== Input material ==
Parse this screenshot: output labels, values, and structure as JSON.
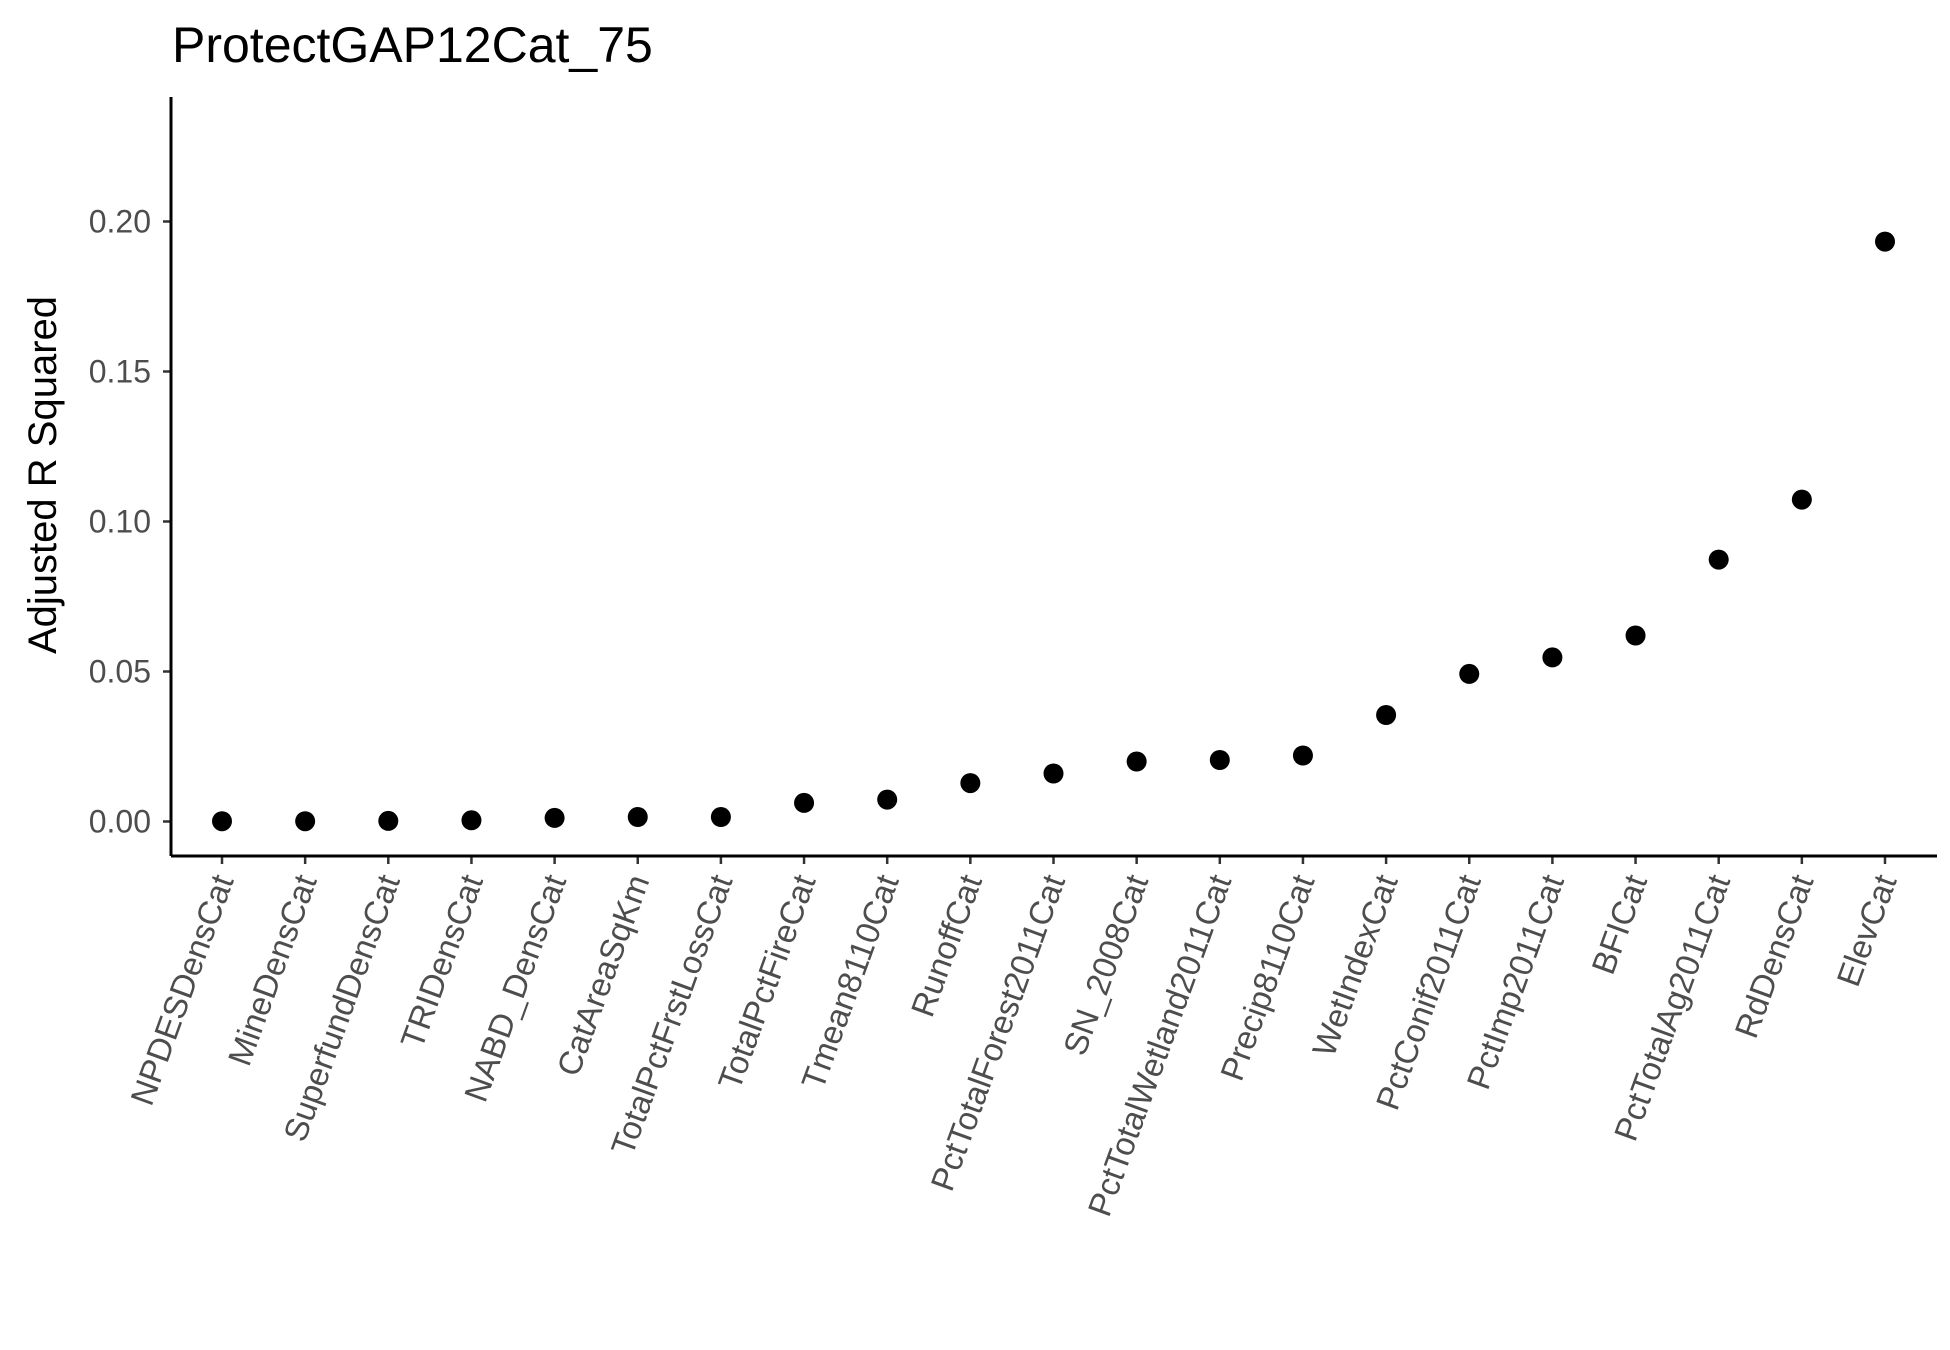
{
  "chart_data": {
    "type": "scatter",
    "title": "ProtectGAP12Cat_75",
    "xlabel": "",
    "ylabel": "Adjusted R Squared",
    "ylim": [
      -0.0115,
      0.2415
    ],
    "yticks": [
      "0.00",
      "0.05",
      "0.10",
      "0.15",
      "0.20"
    ],
    "ytick_values": [
      0.0,
      0.05,
      0.1,
      0.15,
      0.2
    ],
    "grid": false,
    "legend": "none",
    "point_color": "#000000",
    "categories": [
      "NPDESDensCat",
      "MineDensCat",
      "SuperfundDensCat",
      "TRIDensCat",
      "NABD_DensCat",
      "CatAreaSqKm",
      "TotalPctFrstLossCat",
      "TotalPctFireCat",
      "Tmean8110Cat",
      "RunoffCat",
      "PctTotalForest2011Cat",
      "SN_2008Cat",
      "PctTotalWetland2011Cat",
      "Precip8110Cat",
      "WetIndexCat",
      "PctConif2011Cat",
      "PctImp2011Cat",
      "BFICat",
      "PctTotalAg2011Cat",
      "RdDensCat",
      "ElevCat"
    ],
    "values": [
      0.0001,
      0.0001,
      0.0002,
      0.0004,
      0.0012,
      0.0015,
      0.0015,
      0.0062,
      0.0073,
      0.0128,
      0.016,
      0.02,
      0.0205,
      0.022,
      0.0355,
      0.0492,
      0.0547,
      0.062,
      0.0873,
      0.1073,
      0.1933
    ]
  }
}
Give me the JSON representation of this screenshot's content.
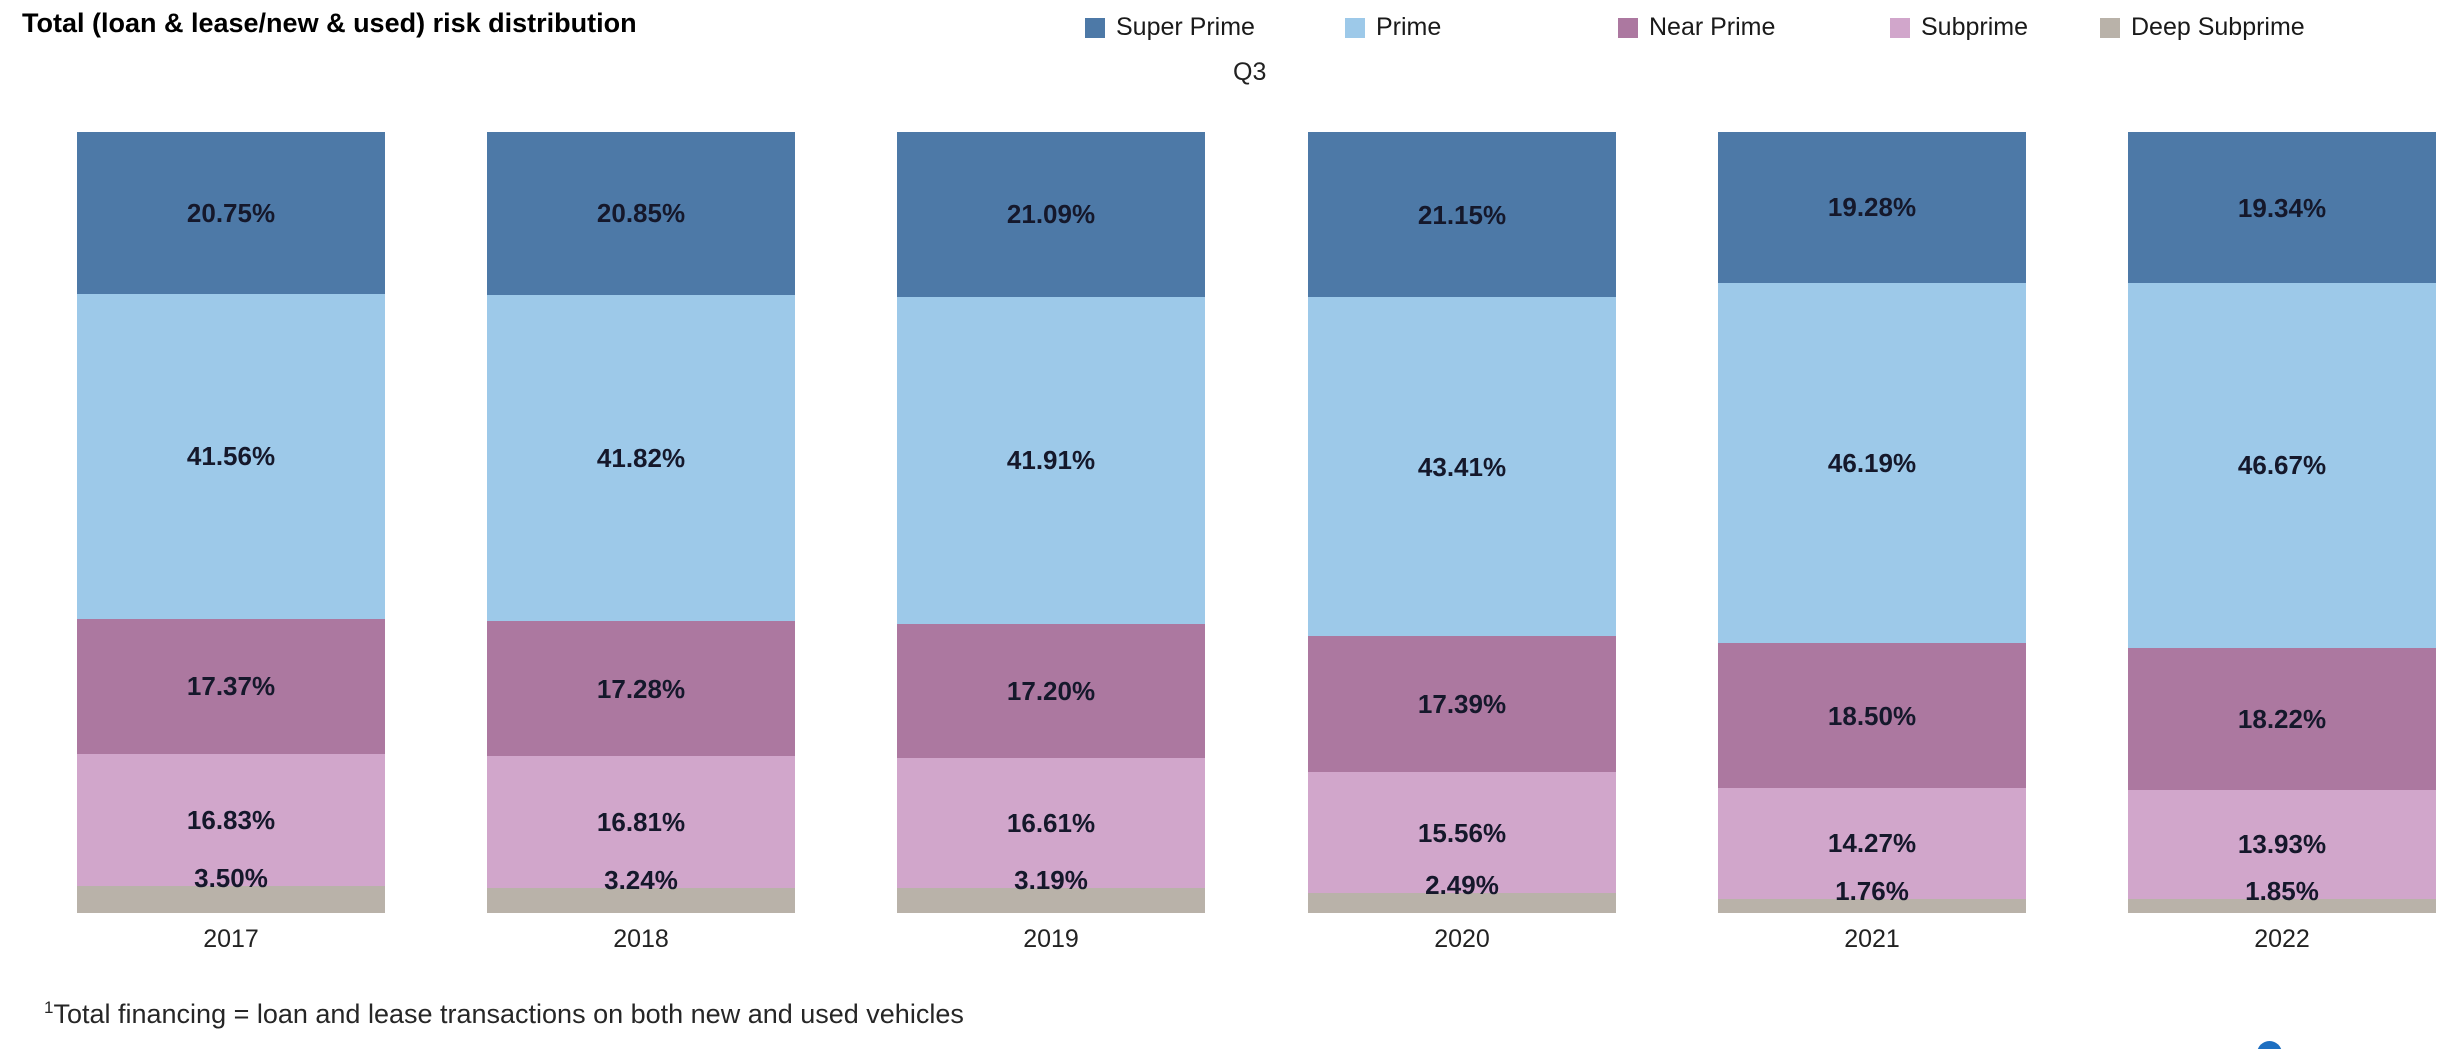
{
  "title": "Total (loan & lease/new & used) risk distribution",
  "quarter_label": "Q3",
  "footnote_superscript": "1",
  "footnote": "Total financing = loan and lease transactions on both new and used vehicles",
  "colors": {
    "super_prime": "#4d79a7",
    "prime": "#9dc9e9",
    "near_prime": "#ac78a0",
    "subprime": "#d1a6cb",
    "deep_subprime": "#b9b2a9",
    "corner_icon_blue": "#1d6fc1",
    "value_label_text": "#15182b"
  },
  "legend": [
    {
      "label": "Super Prime",
      "color": "#4d79a7"
    },
    {
      "label": "Prime",
      "color": "#9dc9e9"
    },
    {
      "label": "Near Prime",
      "color": "#ac78a0"
    },
    {
      "label": "Subprime",
      "color": "#d1a6cb"
    },
    {
      "label": "Deep Subprime",
      "color": "#b9b2a9"
    }
  ],
  "chart_data": {
    "type": "bar",
    "stacked": true,
    "orientation": "vertical",
    "unit": "%",
    "title": "Total (loan & lease/new & used) risk distribution",
    "subtitle": "Q3",
    "xlabel": "",
    "ylabel": "",
    "ylim": [
      0,
      100
    ],
    "grid": false,
    "legend_position": "top",
    "value_label_format": "##.##%",
    "categories": [
      "2017",
      "2018",
      "2019",
      "2020",
      "2021",
      "2022"
    ],
    "series": [
      {
        "name": "Super Prime",
        "color": "#4d79a7",
        "values": [
          20.75,
          20.85,
          21.09,
          21.15,
          19.28,
          19.34
        ]
      },
      {
        "name": "Prime",
        "color": "#9dc9e9",
        "values": [
          41.56,
          41.82,
          41.91,
          43.41,
          46.19,
          46.67
        ]
      },
      {
        "name": "Near Prime",
        "color": "#ac78a0",
        "values": [
          17.37,
          17.28,
          17.2,
          17.39,
          18.5,
          18.22
        ]
      },
      {
        "name": "Subprime",
        "color": "#d1a6cb",
        "values": [
          16.83,
          16.81,
          16.61,
          15.56,
          14.27,
          13.93
        ]
      },
      {
        "name": "Deep Subprime",
        "color": "#b9b2a9",
        "values": [
          3.5,
          3.24,
          3.19,
          2.49,
          1.76,
          1.85
        ]
      }
    ]
  }
}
===
» To be done:
Each entry must be retyped word for word, with every image omitted.

» Exercise result:
Parse this screenshot: output labels, values, and structure as JSON.
{
  "chart_data": {
    "type": "scatter",
    "title": "ProtectGAP12Cat_75",
    "xlabel": "",
    "ylabel": "Adjusted R Squared",
    "ylim": [
      -0.0115,
      0.2415
    ],
    "yticks": [
      "0.00",
      "0.05",
      "0.10",
      "0.15",
      "0.20"
    ],
    "ytick_values": [
      0.0,
      0.05,
      0.1,
      0.15,
      0.2
    ],
    "grid": false,
    "legend": "none",
    "point_color": "#000000",
    "categories": [
      "NPDESDensCat",
      "MineDensCat",
      "SuperfundDensCat",
      "TRIDensCat",
      "NABD_DensCat",
      "CatAreaSqKm",
      "TotalPctFrstLossCat",
      "TotalPctFireCat",
      "Tmean8110Cat",
      "RunoffCat",
      "PctTotalForest2011Cat",
      "SN_2008Cat",
      "PctTotalWetland2011Cat",
      "Precip8110Cat",
      "WetIndexCat",
      "PctConif2011Cat",
      "PctImp2011Cat",
      "BFICat",
      "PctTotalAg2011Cat",
      "RdDensCat",
      "ElevCat"
    ],
    "values": [
      0.0001,
      0.0001,
      0.0002,
      0.0004,
      0.0012,
      0.0015,
      0.0015,
      0.0062,
      0.0073,
      0.0128,
      0.016,
      0.02,
      0.0205,
      0.022,
      0.0355,
      0.0492,
      0.0547,
      0.062,
      0.0873,
      0.1073,
      0.1933
    ]
  }
}
Give me the JSON representation of this screenshot's content.
{
  "title": "Total (loan & lease/new & used) risk distribution",
  "quarter_label": "Q3",
  "footnote_superscript": "1",
  "footnote": "Total financing = loan and lease transactions on both new and used vehicles",
  "colors": {
    "super_prime": "#4d79a7",
    "prime": "#9dc9e9",
    "near_prime": "#ac78a0",
    "subprime": "#d1a6cb",
    "deep_subprime": "#b9b2a9",
    "corner_icon_blue": "#1d6fc1",
    "value_label_text": "#15182b"
  },
  "legend": [
    {
      "label": "Super Prime",
      "color": "#4d79a7"
    },
    {
      "label": "Prime",
      "color": "#9dc9e9"
    },
    {
      "label": "Near Prime",
      "color": "#ac78a0"
    },
    {
      "label": "Subprime",
      "color": "#d1a6cb"
    },
    {
      "label": "Deep Subprime",
      "color": "#b9b2a9"
    }
  ],
  "chart_data": {
    "type": "bar",
    "stacked": true,
    "orientation": "vertical",
    "unit": "%",
    "title": "Total (loan & lease/new & used) risk distribution",
    "subtitle": "Q3",
    "xlabel": "",
    "ylabel": "",
    "ylim": [
      0,
      100
    ],
    "grid": false,
    "legend_position": "top",
    "value_label_format": "##.##%",
    "categories": [
      "2017",
      "2018",
      "2019",
      "2020",
      "2021",
      "2022"
    ],
    "series": [
      {
        "name": "Super Prime",
        "color": "#4d79a7",
        "values": [
          20.75,
          20.85,
          21.09,
          21.15,
          19.28,
          19.34
        ]
      },
      {
        "name": "Prime",
        "color": "#9dc9e9",
        "values": [
          41.56,
          41.82,
          41.91,
          43.41,
          46.19,
          46.67
        ]
      },
      {
        "name": "Near Prime",
        "color": "#ac78a0",
        "values": [
          17.37,
          17.28,
          17.2,
          17.39,
          18.5,
          18.22
        ]
      },
      {
        "name": "Subprime",
        "color": "#d1a6cb",
        "values": [
          16.83,
          16.81,
          16.61,
          15.56,
          14.27,
          13.93
        ]
      },
      {
        "name": "Deep Subprime",
        "color": "#b9b2a9",
        "values": [
          3.5,
          3.24,
          3.19,
          2.49,
          1.76,
          1.85
        ]
      }
    ]
  }
}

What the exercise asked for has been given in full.